GIVEN PROBLEM:
Transcribe all of the material exactly.
══ GIVEN DATA
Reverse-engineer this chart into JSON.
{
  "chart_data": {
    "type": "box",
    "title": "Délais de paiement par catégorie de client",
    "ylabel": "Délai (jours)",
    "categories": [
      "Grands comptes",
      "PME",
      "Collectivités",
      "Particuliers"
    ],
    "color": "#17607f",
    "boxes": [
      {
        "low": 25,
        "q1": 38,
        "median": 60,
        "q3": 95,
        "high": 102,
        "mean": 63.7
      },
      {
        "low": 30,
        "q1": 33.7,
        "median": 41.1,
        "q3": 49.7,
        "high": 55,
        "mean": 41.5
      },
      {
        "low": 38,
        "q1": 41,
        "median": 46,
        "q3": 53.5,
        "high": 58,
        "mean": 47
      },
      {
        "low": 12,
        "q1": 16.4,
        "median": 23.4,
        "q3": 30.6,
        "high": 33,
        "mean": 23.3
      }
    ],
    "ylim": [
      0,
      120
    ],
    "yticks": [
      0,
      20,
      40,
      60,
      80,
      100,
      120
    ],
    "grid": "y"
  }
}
════
WORKED SOLUTION:
Reverse-engineer this chart into JSON.
{
  "chart_data": {
    "type": "box",
    "title": "Délais de paiement par catégorie de client",
    "ylabel": "Délai (jours)",
    "categories": [
      "Grands comptes",
      "PME",
      "Collectivités",
      "Particuliers"
    ],
    "color": "#17607f",
    "boxes": [
      {
        "low": 25,
        "q1": 38,
        "median": 60,
        "q3": 95,
        "high": 102,
        "mean": 63.7
      },
      {
        "low": 30,
        "q1": 33.7,
        "median": 41.1,
        "q3": 49.7,
        "high": 55,
        "mean": 41.5
      },
      {
        "low": 38,
        "q1": 41,
        "median": 46,
        "q3": 53.5,
        "high": 58,
        "mean": 47
      },
      {
        "low": 12,
        "q1": 16.4,
        "median": 23.4,
        "q3": 30.6,
        "high": 33,
        "mean": 23.3
      }
    ],
    "ylim": [
      0,
      120
    ],
    "yticks": [
      0,
      20,
      40,
      60,
      80,
      100,
      120
    ],
    "grid": "y"
  }
}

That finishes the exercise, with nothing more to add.